> _WHAT YOU NEED TO DO_
Look through the records below, and copy out every line that holds the string "forming".

> _STORED RECORDS_
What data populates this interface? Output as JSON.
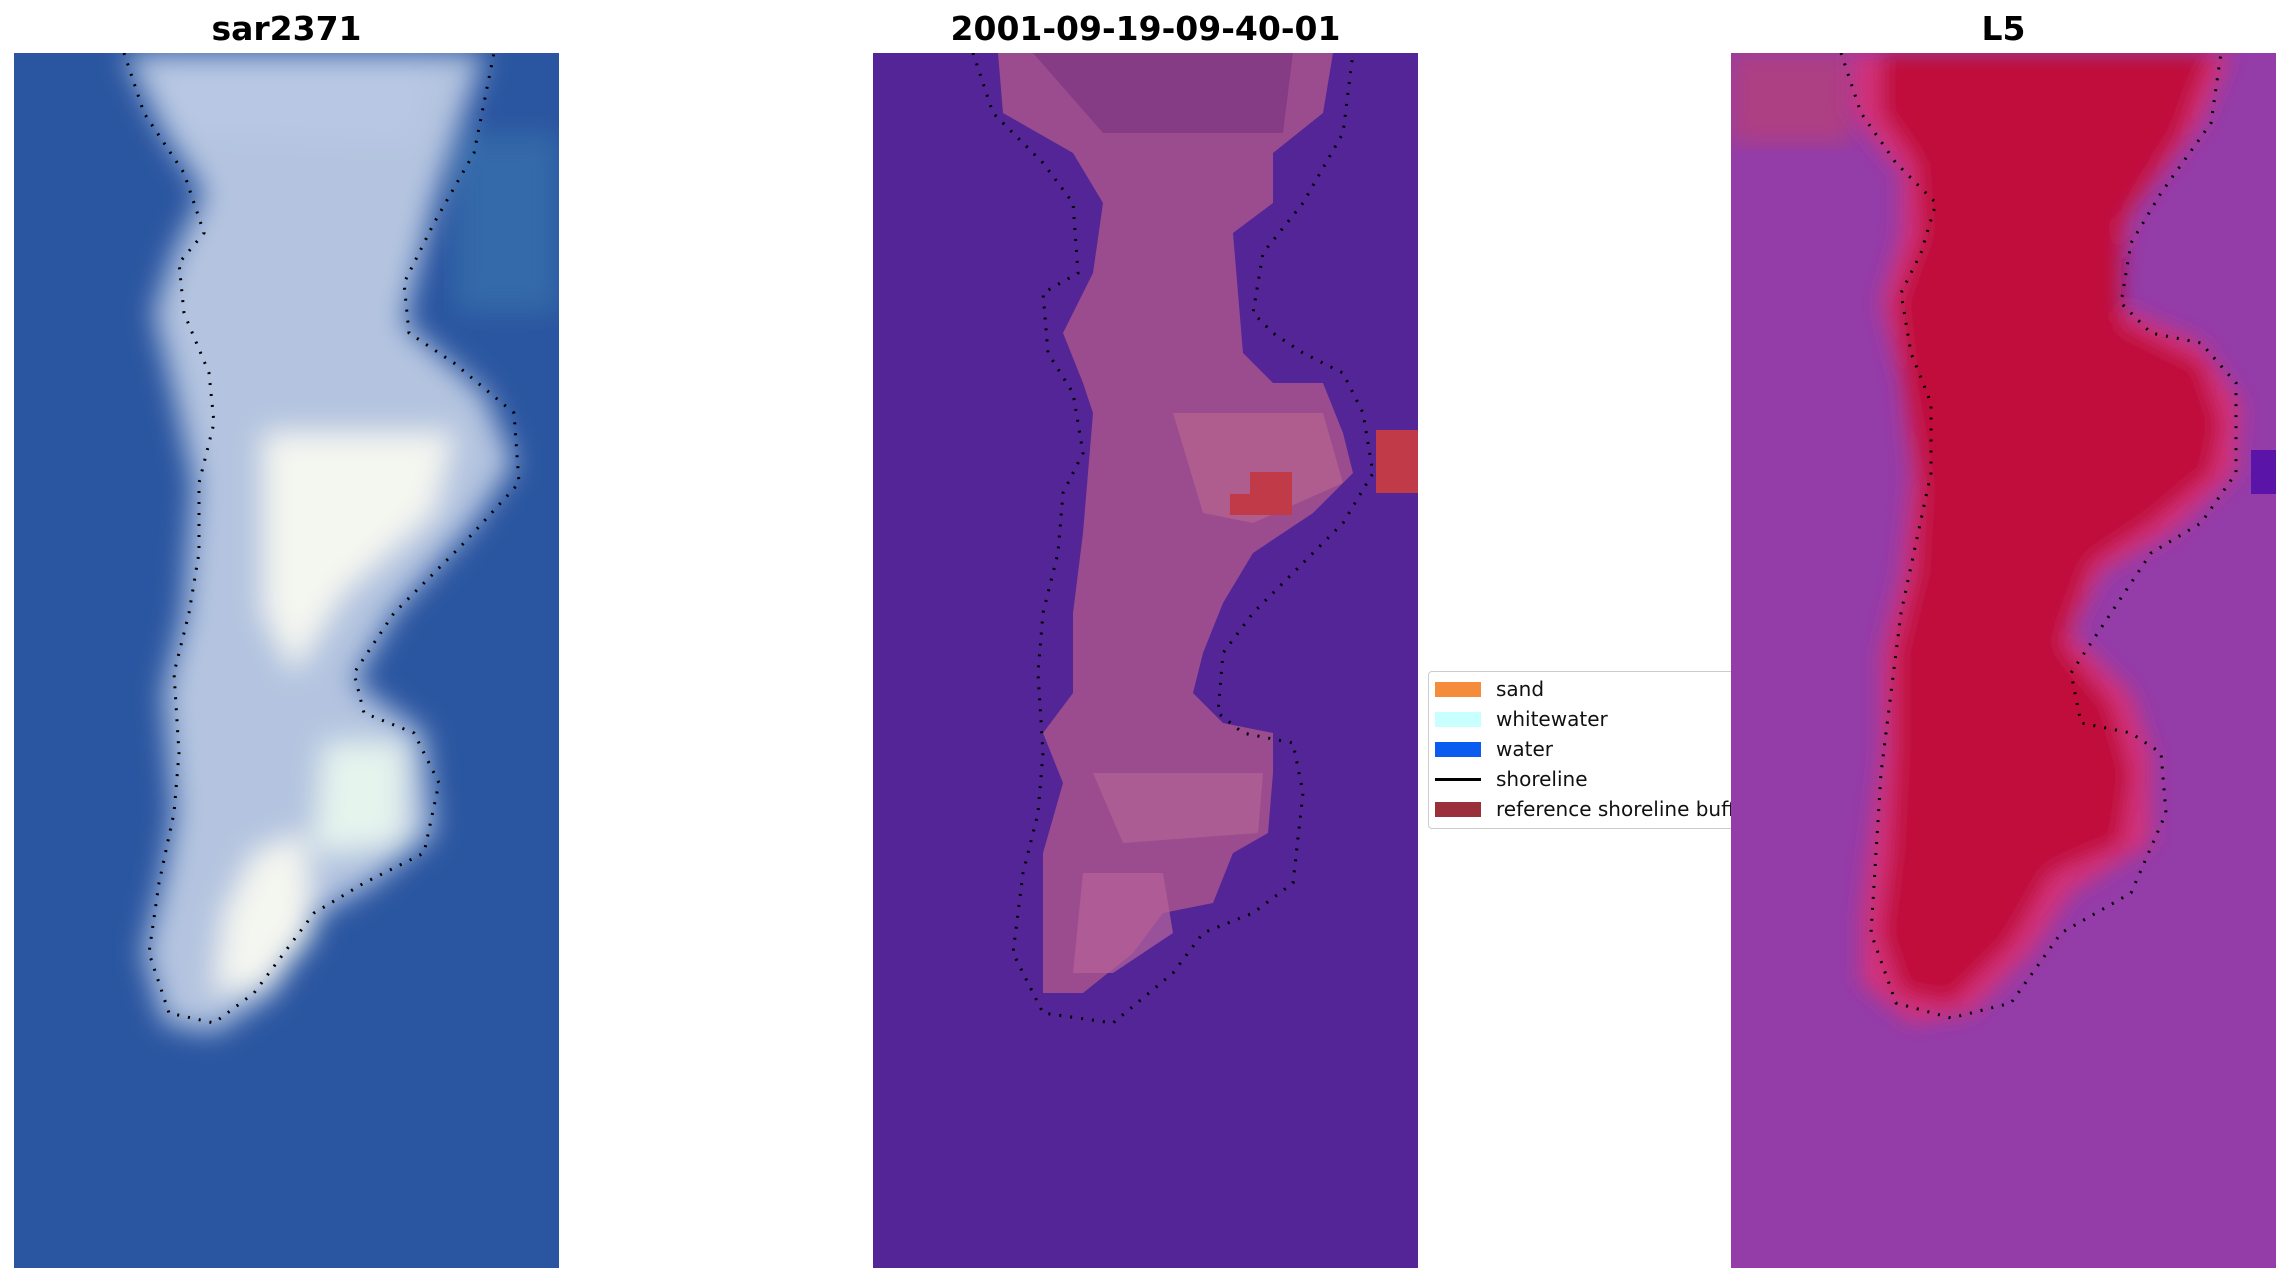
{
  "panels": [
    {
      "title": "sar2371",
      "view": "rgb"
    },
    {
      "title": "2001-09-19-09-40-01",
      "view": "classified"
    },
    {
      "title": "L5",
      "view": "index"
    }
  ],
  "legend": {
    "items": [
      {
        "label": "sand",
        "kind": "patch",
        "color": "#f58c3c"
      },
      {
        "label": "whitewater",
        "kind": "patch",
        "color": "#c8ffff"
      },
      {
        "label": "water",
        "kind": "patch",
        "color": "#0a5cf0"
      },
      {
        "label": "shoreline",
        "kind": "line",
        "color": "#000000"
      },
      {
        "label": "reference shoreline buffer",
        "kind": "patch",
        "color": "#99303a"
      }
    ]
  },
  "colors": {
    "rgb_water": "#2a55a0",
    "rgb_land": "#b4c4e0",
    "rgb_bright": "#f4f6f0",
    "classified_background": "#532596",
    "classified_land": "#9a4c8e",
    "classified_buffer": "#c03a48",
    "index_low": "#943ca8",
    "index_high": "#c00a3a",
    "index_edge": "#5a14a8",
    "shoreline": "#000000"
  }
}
* * *
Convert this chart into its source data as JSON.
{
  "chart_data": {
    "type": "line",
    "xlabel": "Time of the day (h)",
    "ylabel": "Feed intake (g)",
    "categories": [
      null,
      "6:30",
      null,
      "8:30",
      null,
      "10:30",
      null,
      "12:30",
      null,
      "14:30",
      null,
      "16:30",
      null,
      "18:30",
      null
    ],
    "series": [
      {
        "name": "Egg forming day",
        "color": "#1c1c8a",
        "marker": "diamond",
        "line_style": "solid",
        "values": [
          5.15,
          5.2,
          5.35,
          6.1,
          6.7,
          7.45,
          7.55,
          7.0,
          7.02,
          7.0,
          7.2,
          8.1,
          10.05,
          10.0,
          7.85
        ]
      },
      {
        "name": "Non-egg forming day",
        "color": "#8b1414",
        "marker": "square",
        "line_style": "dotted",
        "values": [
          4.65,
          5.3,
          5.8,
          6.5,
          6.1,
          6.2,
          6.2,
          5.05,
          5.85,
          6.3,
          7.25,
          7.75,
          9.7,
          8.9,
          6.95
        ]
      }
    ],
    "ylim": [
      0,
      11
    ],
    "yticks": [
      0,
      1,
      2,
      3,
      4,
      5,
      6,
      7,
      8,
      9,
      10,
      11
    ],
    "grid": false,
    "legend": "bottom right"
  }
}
...
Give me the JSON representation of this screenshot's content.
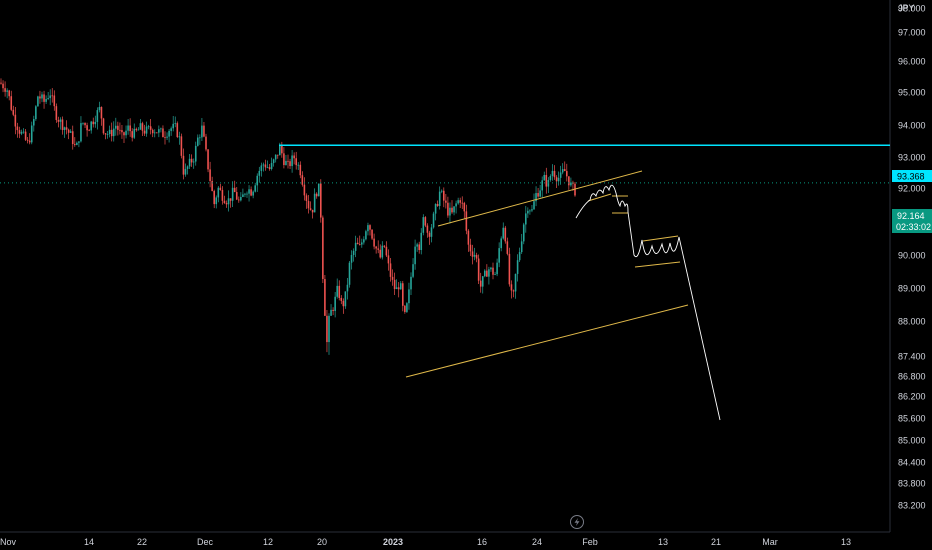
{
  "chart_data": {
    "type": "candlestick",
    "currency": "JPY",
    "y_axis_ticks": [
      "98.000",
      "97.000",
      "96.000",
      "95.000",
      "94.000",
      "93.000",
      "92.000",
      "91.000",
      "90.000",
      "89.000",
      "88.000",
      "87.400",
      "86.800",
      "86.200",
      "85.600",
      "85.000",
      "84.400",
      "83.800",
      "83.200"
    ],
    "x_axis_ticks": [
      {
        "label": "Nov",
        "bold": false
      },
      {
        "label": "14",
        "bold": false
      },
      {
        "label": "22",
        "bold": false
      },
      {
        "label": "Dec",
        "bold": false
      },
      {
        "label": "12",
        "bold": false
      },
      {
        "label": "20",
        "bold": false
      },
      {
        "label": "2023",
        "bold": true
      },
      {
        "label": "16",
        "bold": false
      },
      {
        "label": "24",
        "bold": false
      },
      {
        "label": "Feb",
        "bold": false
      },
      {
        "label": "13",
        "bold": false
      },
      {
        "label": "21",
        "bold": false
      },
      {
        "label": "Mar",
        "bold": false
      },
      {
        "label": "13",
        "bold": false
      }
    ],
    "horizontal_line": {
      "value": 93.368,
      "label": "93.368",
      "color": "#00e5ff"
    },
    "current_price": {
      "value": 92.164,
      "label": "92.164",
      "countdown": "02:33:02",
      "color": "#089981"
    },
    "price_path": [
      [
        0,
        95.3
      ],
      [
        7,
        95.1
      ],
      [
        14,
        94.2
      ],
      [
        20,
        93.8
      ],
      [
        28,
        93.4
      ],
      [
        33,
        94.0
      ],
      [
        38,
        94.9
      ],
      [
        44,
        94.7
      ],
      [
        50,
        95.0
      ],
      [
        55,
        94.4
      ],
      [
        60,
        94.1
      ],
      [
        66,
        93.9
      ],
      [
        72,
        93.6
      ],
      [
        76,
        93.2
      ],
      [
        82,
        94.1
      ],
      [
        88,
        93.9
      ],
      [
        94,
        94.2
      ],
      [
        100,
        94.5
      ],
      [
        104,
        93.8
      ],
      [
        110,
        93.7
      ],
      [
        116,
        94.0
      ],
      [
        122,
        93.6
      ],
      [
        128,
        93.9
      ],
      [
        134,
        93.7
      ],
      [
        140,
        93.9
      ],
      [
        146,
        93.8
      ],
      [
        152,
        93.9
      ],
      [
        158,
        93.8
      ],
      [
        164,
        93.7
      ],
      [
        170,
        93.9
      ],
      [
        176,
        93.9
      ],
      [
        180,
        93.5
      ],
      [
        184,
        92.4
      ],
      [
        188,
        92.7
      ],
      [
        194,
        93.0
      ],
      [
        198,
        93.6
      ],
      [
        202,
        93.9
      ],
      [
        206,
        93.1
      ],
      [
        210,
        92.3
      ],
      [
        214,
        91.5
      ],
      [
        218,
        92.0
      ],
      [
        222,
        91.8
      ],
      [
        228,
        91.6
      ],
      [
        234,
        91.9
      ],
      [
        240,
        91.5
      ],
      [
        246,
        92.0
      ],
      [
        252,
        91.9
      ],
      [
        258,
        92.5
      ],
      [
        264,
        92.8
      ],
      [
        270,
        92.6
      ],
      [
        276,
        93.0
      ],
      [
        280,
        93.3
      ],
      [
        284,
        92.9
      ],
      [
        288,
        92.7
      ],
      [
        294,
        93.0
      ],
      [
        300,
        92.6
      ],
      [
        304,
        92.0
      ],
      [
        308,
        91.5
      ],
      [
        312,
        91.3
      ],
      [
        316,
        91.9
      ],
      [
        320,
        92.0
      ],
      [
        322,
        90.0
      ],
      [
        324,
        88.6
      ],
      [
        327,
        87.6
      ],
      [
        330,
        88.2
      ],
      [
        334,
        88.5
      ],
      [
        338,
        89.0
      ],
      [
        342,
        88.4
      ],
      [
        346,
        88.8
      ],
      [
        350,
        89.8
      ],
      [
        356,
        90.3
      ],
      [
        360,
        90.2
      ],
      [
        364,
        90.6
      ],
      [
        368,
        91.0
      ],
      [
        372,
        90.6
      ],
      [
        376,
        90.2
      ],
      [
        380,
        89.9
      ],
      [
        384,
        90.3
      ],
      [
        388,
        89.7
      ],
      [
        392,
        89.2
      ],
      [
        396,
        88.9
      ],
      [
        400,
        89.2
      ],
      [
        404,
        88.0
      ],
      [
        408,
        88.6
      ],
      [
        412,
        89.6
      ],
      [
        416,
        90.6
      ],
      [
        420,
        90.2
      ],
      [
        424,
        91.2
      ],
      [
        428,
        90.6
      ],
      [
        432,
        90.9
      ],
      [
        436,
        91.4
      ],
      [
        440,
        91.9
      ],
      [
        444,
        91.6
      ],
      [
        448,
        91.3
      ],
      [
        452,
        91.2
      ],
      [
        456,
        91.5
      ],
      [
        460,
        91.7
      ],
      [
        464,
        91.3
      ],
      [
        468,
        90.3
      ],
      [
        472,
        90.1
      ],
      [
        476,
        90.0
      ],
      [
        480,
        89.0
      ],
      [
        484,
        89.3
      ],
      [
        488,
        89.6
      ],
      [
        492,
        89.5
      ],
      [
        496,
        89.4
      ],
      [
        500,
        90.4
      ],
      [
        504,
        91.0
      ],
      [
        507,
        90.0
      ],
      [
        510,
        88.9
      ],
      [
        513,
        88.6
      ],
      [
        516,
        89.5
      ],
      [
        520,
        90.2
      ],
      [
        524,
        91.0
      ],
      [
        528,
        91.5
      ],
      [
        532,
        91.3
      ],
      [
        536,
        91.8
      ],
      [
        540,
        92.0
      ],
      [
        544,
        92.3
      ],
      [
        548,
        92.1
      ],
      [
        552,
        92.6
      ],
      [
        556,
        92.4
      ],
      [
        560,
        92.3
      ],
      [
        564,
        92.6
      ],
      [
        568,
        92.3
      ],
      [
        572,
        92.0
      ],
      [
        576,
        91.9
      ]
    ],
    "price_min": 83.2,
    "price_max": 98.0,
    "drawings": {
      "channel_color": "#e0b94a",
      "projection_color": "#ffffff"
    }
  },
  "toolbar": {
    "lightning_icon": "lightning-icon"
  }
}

> _COMPLETE ANSWER_
        "name": "Egg forming day",
        "name": "Non-egg forming day",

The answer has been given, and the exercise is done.